[Region annotation records]

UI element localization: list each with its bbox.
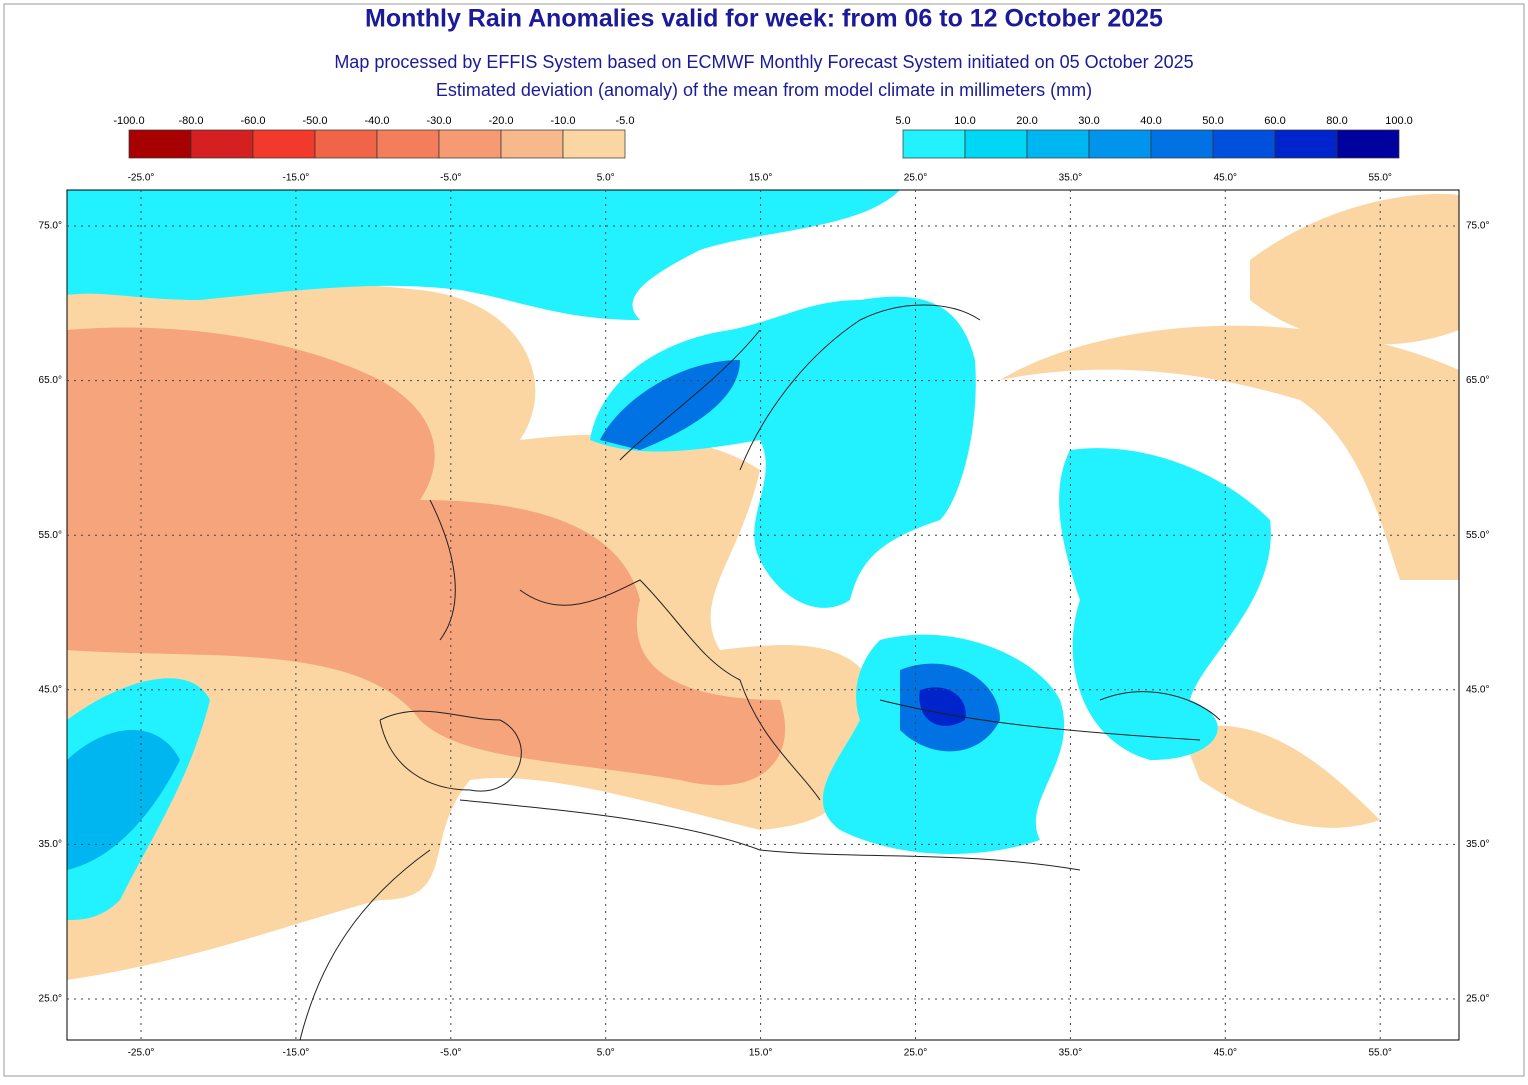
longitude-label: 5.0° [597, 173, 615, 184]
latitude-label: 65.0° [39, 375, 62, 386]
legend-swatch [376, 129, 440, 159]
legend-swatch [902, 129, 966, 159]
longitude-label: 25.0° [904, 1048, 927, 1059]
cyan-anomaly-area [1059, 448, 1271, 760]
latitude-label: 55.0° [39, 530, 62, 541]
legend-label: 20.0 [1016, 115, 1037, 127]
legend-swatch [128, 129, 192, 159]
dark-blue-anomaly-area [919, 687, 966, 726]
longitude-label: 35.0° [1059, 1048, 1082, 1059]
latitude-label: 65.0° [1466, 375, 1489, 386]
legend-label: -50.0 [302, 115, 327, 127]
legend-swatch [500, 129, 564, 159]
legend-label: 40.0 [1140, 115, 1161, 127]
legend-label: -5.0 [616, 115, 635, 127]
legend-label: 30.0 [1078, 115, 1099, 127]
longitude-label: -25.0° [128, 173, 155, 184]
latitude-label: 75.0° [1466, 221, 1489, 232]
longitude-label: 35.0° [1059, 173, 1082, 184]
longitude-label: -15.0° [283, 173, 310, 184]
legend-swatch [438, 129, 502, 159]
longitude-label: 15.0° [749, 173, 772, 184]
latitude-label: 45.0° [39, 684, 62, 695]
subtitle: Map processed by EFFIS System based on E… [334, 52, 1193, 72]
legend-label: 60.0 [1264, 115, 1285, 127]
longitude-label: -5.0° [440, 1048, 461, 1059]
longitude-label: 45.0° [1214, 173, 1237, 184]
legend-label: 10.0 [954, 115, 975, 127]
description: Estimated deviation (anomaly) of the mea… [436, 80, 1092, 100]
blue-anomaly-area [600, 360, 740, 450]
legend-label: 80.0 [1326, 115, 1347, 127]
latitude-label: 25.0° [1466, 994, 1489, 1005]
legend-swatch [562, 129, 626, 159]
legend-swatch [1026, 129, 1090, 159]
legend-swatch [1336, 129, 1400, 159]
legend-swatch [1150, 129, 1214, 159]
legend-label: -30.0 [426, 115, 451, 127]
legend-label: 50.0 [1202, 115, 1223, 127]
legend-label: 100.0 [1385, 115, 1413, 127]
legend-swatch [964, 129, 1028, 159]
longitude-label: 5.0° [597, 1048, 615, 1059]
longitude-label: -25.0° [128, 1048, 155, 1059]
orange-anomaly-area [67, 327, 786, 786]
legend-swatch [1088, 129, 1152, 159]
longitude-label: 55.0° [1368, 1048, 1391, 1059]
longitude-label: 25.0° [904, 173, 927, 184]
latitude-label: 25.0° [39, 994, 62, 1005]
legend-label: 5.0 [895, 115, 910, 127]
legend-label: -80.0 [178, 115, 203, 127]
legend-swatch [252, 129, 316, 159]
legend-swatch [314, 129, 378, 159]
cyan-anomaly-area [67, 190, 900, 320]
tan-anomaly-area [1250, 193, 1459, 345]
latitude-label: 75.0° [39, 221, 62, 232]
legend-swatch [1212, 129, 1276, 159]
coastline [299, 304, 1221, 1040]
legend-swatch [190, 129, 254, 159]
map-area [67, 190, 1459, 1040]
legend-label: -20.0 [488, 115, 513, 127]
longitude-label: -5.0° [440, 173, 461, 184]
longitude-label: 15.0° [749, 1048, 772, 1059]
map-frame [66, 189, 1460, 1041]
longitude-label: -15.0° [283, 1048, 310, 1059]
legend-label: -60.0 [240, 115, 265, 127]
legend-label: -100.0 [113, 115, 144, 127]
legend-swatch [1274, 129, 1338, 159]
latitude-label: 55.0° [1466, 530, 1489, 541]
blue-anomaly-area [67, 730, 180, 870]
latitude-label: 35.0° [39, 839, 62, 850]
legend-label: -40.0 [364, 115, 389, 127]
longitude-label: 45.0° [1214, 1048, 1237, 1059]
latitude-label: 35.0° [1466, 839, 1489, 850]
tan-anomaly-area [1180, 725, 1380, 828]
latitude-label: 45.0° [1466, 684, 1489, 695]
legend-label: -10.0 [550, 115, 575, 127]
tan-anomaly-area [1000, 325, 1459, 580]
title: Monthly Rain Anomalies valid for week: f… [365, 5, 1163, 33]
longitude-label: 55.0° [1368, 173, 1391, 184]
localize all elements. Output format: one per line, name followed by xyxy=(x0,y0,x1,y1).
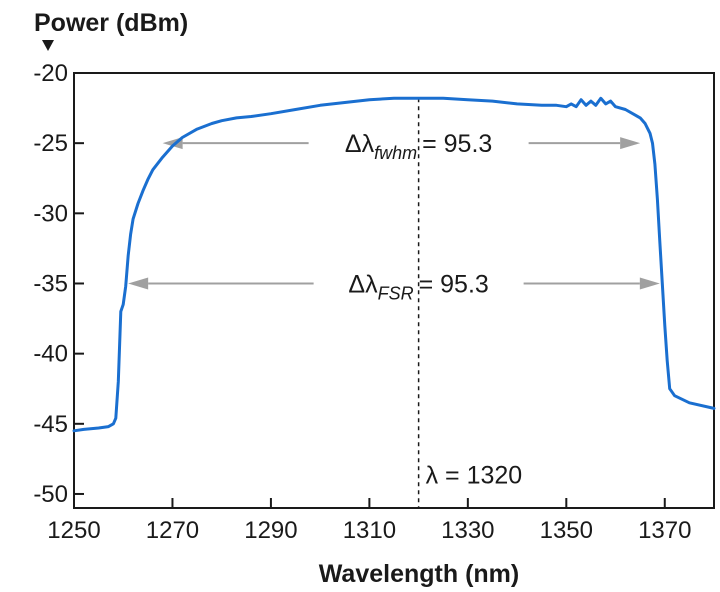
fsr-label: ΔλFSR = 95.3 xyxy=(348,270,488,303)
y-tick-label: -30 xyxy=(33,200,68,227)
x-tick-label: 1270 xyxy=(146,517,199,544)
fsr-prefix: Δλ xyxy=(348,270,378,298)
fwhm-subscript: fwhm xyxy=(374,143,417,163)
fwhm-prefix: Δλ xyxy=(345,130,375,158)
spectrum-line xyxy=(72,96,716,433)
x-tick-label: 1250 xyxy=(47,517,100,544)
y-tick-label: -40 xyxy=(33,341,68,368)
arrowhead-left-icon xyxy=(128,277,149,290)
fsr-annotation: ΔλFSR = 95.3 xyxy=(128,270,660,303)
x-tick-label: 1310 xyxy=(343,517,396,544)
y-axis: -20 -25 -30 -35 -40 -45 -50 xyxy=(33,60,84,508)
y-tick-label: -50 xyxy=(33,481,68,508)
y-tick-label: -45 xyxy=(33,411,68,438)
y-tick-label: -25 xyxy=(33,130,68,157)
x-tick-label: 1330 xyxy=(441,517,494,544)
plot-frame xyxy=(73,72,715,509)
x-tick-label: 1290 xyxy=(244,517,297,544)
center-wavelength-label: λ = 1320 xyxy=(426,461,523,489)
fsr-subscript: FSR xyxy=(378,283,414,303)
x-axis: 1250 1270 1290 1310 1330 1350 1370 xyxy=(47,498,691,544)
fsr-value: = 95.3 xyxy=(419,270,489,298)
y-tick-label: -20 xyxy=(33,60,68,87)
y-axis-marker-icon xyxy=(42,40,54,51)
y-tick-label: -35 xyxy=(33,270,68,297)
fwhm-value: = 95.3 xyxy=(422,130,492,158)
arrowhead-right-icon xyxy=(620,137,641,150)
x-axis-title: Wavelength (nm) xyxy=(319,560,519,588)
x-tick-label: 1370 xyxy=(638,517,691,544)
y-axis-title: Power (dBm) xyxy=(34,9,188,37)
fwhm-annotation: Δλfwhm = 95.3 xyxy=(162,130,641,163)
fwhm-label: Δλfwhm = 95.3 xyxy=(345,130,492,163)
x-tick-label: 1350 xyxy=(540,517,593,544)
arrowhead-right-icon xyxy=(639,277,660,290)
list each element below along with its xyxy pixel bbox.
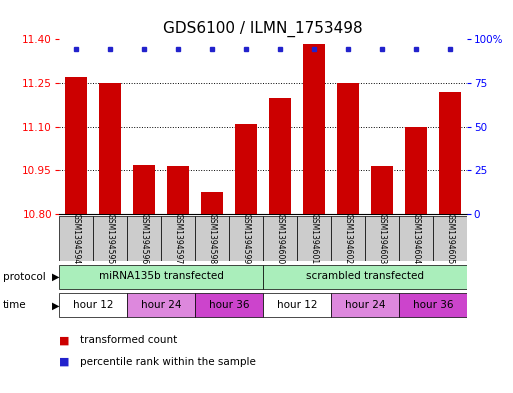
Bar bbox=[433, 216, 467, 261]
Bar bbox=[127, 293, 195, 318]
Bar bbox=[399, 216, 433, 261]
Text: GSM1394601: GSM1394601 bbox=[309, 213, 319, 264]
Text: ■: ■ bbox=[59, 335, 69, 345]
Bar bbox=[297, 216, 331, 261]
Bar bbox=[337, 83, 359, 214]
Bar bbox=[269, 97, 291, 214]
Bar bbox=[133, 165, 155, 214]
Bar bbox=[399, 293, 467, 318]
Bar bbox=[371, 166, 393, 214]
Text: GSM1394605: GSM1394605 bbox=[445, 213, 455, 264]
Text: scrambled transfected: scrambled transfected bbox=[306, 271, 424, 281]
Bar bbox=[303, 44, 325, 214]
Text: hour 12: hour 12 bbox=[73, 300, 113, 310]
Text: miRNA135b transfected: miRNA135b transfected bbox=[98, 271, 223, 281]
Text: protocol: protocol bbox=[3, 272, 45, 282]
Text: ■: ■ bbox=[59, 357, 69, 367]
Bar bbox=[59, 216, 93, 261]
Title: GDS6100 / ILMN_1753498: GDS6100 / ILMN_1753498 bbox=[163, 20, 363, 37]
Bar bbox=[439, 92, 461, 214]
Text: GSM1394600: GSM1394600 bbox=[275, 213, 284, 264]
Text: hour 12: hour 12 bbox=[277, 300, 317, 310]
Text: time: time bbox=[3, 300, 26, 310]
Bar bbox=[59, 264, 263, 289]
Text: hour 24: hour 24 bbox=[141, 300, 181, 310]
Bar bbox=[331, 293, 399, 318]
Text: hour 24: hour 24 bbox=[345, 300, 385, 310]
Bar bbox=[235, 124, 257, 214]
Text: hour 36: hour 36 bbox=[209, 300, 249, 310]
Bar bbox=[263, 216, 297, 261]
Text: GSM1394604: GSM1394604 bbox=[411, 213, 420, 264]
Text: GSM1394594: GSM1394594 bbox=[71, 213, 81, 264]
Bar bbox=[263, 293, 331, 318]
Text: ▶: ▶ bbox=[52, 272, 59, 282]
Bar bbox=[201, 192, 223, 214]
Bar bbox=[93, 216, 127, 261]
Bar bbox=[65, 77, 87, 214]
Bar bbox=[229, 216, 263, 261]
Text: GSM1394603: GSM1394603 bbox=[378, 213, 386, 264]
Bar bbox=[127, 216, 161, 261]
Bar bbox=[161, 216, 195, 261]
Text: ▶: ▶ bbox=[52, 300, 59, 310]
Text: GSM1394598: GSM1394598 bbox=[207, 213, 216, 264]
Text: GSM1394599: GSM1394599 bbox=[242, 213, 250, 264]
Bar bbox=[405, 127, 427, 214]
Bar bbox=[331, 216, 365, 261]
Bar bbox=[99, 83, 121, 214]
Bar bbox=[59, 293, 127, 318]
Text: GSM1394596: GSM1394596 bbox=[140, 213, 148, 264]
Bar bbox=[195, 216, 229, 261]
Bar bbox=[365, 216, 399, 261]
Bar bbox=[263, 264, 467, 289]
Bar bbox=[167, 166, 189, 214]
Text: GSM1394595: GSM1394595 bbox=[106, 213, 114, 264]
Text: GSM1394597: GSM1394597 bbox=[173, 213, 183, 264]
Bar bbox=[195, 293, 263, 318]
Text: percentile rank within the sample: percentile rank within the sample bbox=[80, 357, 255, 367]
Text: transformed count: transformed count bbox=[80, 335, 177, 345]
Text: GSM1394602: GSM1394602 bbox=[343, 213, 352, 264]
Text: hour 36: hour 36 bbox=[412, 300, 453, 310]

The task
Reproduce verbatim the portion of the records that begins with the line containing "Bar bbox=[433, 216, 467, 261]" and ends with the line containing "Bar bbox=[93, 216, 127, 261]", including both of those lines.

Output of the exercise
Bar bbox=[433, 216, 467, 261]
Bar bbox=[127, 293, 195, 318]
Bar bbox=[399, 216, 433, 261]
Text: GSM1394601: GSM1394601 bbox=[309, 213, 319, 264]
Text: ■: ■ bbox=[59, 335, 69, 345]
Bar bbox=[297, 216, 331, 261]
Bar bbox=[337, 83, 359, 214]
Bar bbox=[269, 97, 291, 214]
Bar bbox=[133, 165, 155, 214]
Bar bbox=[399, 293, 467, 318]
Bar bbox=[371, 166, 393, 214]
Text: GSM1394605: GSM1394605 bbox=[445, 213, 455, 264]
Text: scrambled transfected: scrambled transfected bbox=[306, 271, 424, 281]
Bar bbox=[303, 44, 325, 214]
Text: hour 12: hour 12 bbox=[73, 300, 113, 310]
Text: miRNA135b transfected: miRNA135b transfected bbox=[98, 271, 223, 281]
Text: protocol: protocol bbox=[3, 272, 45, 282]
Text: ■: ■ bbox=[59, 357, 69, 367]
Bar bbox=[59, 216, 93, 261]
Title: GDS6100 / ILMN_1753498: GDS6100 / ILMN_1753498 bbox=[163, 20, 363, 37]
Bar bbox=[439, 92, 461, 214]
Text: GSM1394600: GSM1394600 bbox=[275, 213, 284, 264]
Text: hour 12: hour 12 bbox=[277, 300, 317, 310]
Text: time: time bbox=[3, 300, 26, 310]
Bar bbox=[59, 264, 263, 289]
Text: hour 24: hour 24 bbox=[141, 300, 181, 310]
Bar bbox=[331, 293, 399, 318]
Text: hour 24: hour 24 bbox=[345, 300, 385, 310]
Bar bbox=[235, 124, 257, 214]
Text: hour 36: hour 36 bbox=[209, 300, 249, 310]
Bar bbox=[263, 216, 297, 261]
Text: GSM1394604: GSM1394604 bbox=[411, 213, 420, 264]
Text: GSM1394594: GSM1394594 bbox=[71, 213, 81, 264]
Bar bbox=[263, 293, 331, 318]
Text: ▶: ▶ bbox=[52, 272, 59, 282]
Bar bbox=[201, 192, 223, 214]
Bar bbox=[93, 216, 127, 261]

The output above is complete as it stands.